---------- AVAILABLE RECORDS
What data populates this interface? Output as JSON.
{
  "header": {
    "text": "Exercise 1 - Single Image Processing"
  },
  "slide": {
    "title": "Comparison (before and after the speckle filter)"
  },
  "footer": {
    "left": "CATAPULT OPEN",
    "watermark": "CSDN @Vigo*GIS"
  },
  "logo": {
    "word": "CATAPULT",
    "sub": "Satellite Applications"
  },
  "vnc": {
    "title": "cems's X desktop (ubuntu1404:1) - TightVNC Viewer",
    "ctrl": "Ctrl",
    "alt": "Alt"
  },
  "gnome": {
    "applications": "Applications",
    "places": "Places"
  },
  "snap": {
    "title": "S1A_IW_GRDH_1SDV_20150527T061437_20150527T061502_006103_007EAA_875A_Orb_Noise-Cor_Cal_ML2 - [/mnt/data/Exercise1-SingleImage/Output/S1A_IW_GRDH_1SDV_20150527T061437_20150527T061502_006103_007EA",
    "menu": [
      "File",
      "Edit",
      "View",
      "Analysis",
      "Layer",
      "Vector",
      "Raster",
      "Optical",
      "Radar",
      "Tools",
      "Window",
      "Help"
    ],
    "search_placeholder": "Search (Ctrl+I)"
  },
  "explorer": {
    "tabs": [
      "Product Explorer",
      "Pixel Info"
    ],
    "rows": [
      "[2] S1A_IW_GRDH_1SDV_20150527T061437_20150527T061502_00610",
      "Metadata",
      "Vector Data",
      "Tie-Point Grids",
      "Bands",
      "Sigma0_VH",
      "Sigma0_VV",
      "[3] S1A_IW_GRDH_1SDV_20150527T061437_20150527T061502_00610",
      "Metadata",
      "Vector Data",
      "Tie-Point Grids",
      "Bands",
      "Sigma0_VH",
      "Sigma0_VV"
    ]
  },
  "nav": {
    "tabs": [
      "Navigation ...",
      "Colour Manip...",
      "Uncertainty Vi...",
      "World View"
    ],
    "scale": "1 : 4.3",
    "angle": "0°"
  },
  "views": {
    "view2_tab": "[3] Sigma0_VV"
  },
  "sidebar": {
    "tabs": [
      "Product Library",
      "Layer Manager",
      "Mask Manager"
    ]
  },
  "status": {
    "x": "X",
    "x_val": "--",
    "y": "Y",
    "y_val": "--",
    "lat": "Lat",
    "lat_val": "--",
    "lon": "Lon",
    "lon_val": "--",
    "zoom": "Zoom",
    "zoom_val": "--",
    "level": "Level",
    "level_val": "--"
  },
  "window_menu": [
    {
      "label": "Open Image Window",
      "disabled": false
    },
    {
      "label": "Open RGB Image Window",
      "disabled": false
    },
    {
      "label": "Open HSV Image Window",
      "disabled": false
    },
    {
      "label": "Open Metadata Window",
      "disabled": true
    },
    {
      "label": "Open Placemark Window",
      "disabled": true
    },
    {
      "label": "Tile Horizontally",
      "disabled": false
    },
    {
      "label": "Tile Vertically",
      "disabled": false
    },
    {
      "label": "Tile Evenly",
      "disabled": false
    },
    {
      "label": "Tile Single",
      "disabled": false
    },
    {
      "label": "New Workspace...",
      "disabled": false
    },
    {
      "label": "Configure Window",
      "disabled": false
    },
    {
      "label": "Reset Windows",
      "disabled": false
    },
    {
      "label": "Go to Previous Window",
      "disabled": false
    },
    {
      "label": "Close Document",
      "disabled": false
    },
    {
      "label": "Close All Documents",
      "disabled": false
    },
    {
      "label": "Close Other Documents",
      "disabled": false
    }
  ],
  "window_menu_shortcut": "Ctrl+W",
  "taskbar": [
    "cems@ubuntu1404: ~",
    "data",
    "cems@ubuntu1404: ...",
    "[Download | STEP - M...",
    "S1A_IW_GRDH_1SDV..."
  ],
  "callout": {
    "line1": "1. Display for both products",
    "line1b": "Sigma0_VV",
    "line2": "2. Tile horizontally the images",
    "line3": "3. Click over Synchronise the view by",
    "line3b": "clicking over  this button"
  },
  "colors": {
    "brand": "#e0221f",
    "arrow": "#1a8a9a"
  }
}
--------------------
▶ [EXERCISE OBJECTIVE]:
Copy, from the material, each line that holds the string "title".

▶ [EXERCISE RESULT]:
    "title": "Comparison (before and after the speckle filter)"
    "title": "cems's X desktop (ubuntu1404:1) - TightVNC Viewer",
    "title": "S1A_IW_GRDH_1SDV_20150527T061437_20150527T061502_006103_007EAA_875A_Orb_Noise-Cor_Cal_ML2 - [/mnt/data/Exercise1-SingleImage/Output/S1A_IW_GRDH_1SDV_20150527T061437_20150527T061502_006103_007EA",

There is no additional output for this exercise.